• **Supplied material**

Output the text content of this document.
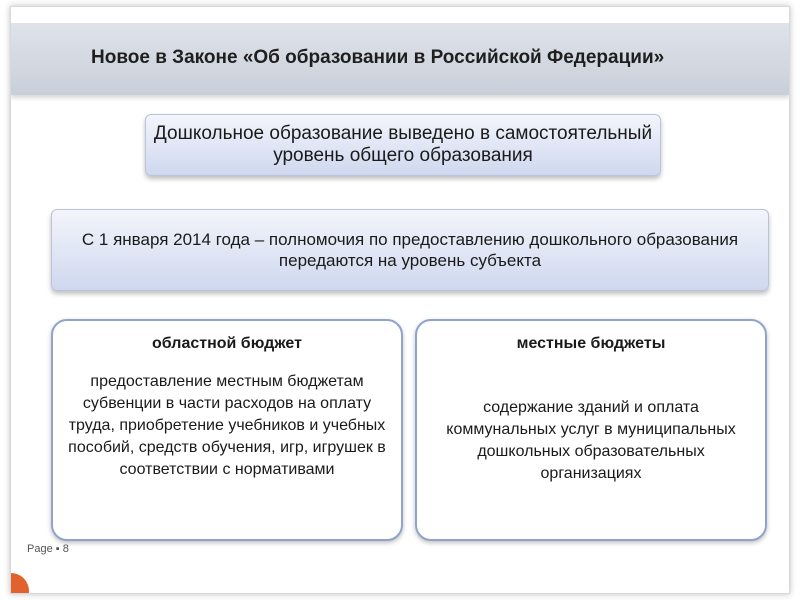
Новое в Законе «Об образовании в Российской Федерации»
Дошкольное образование выведено в самостоятельный уровень общего образования
С 1 января 2014 года – полномочия по предоставлению дошкольного образования передаются на уровень субъекта
областной бюджет
предоставление местным бюджетам субвенции в части расходов на оплату труда, приобретение учебников и учебных пособий, средств обучения, игр, игрушек в соответствии с нормативами
местные бюджеты
содержание зданий и оплата коммунальных услуг в муниципальных дошкольных образовательных организациях
Page ▪ 8
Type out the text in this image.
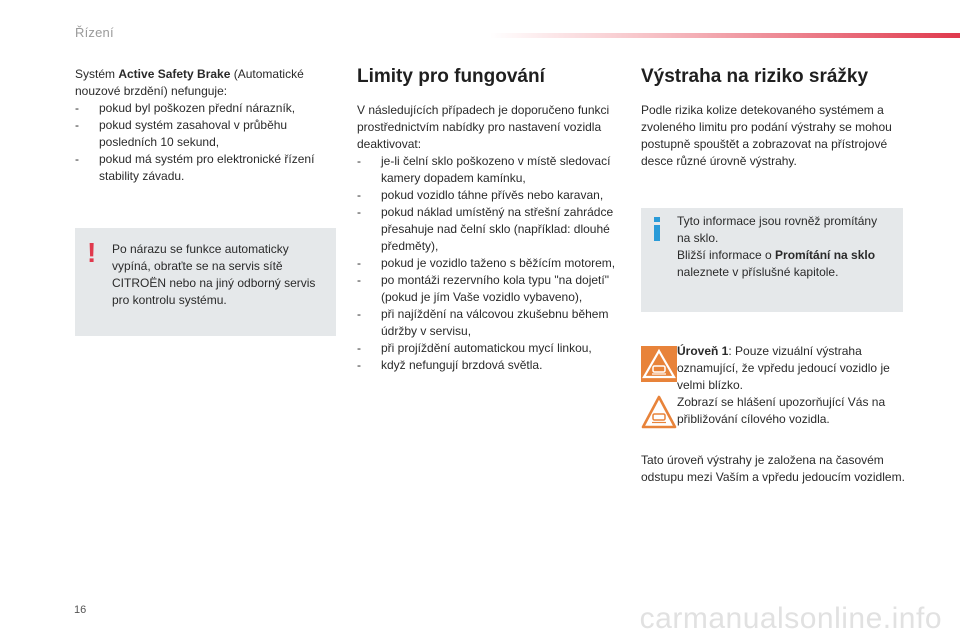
Řízení

Systém Active Safety Brake (Automatické nouzové brzdění) nefunguje:

- pokud byl poškozen přední nárazník,
- pokud systém zasahoval v průběhu posledních 10 sekund,
- pokud má systém pro elektronické řízení stability závadu.
! Po nárazu se funkce automaticky vypíná, obraťte se na servis sítě CITROËN nebo na jiný odborný servis pro kontrolu systému.
Limity pro fungování

V následujících případech je doporučeno funkci prostřednictvím nabídky pro nastavení vozidla deaktivovat:

- je-li čelní sklo poškozeno v místě sledovací kamery dopadem kamínku,
- pokud vozidlo táhne přívěs nebo karavan,
- pokud náklad umístěný na střešní zahrádce přesahuje nad čelní sklo (například: dlouhé předměty),
- pokud je vozidlo taženo s běžícím motorem,
- po montáži rezervního kola typu "na dojetí" (pokud je jím Vaše vozidlo vybaveno),
- při najíždění na válcovou zkušebnu během údržby v servisu,
- při projíždění automatickou mycí linkou,
- když nefungují brzdová světla.
Výstraha na riziko srážky

Podle rizika kolize detekovaného systémem a zvoleného limitu pro podání výstrahy se mohou postupně spouštět a zobrazovat na přístrojové desce různé úrovně výstrahy.

Tyto informace jsou rovněž promítány na sklo.
Bližší informace o Promítání na sklo naleznete v příslušné kapitole.

Úroveň 1: Pouze vizuální výstraha oznamující, že vpředu jedoucí vozidlo je velmi blízko.
Zobrazí se hlášení upozorňující Vás na přibližování cílového vozidla.
Tato úroveň výstrahy je založena na časovém odstupu mezi Vaším a vpředu jedoucím vozidlem.
16	carmanualsonline.info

• **Work to do**
Write out each entry exactly as given, but skip the pictures.

• **Answer to this exercise**
Output the text content of this document.
Новое в Законе «Об образовании в Российской Федерации»
Дошкольное образование выведено в самостоятельный уровень общего образования
С 1 января 2014 года – полномочия по предоставлению дошкольного образования передаются на уровень субъекта
областной бюджет
предоставление местным бюджетам субвенции в части расходов на оплату труда, приобретение учебников и учебных пособий, средств обучения, игр, игрушек в соответствии с нормативами
местные бюджеты
содержание зданий и оплата коммунальных услуг в муниципальных дошкольных образовательных организациях
Page ▪ 8
Type out the text in this image.
Řízení

Systém Active Safety Brake (Automatické nouzové brzdění) nefunguje:

- pokud byl poškozen přední nárazník,
- pokud systém zasahoval v průběhu posledních 10 sekund,
- pokud má systém pro elektronické řízení stability závadu.
! Po nárazu se funkce automaticky vypíná, obraťte se na servis sítě CITROËN nebo na jiný odborný servis pro kontrolu systému.
Limity pro fungování

V následujících případech je doporučeno funkci prostřednictvím nabídky pro nastavení vozidla deaktivovat:

- je-li čelní sklo poškozeno v místě sledovací kamery dopadem kamínku,
- pokud vozidlo táhne přívěs nebo karavan,
- pokud náklad umístěný na střešní zahrádce přesahuje nad čelní sklo (například: dlouhé předměty),
- pokud je vozidlo taženo s běžícím motorem,
- po montáži rezervního kola typu "na dojetí" (pokud je jím Vaše vozidlo vybaveno),
- při najíždění na válcovou zkušebnu během údržby v servisu,
- při projíždění automatickou mycí linkou,
- když nefungují brzdová světla.
Výstraha na riziko srážky

Podle rizika kolize detekovaného systémem a zvoleného limitu pro podání výstrahy se mohou postupně spouštět a zobrazovat na přístrojové desce různé úrovně výstrahy.

Tyto informace jsou rovněž promítány na sklo.
Bližší informace o Promítání na sklo naleznete v příslušné kapitole.

Úroveň 1: Pouze vizuální výstraha oznamující, že vpředu jedoucí vozidlo je velmi blízko.
Zobrazí se hlášení upozorňující Vás na přibližování cílového vozidla.
Tato úroveň výstrahy je založena na časovém odstupu mezi Vaším a vpředu jedoucím vozidlem.
16	carmanualsonline.info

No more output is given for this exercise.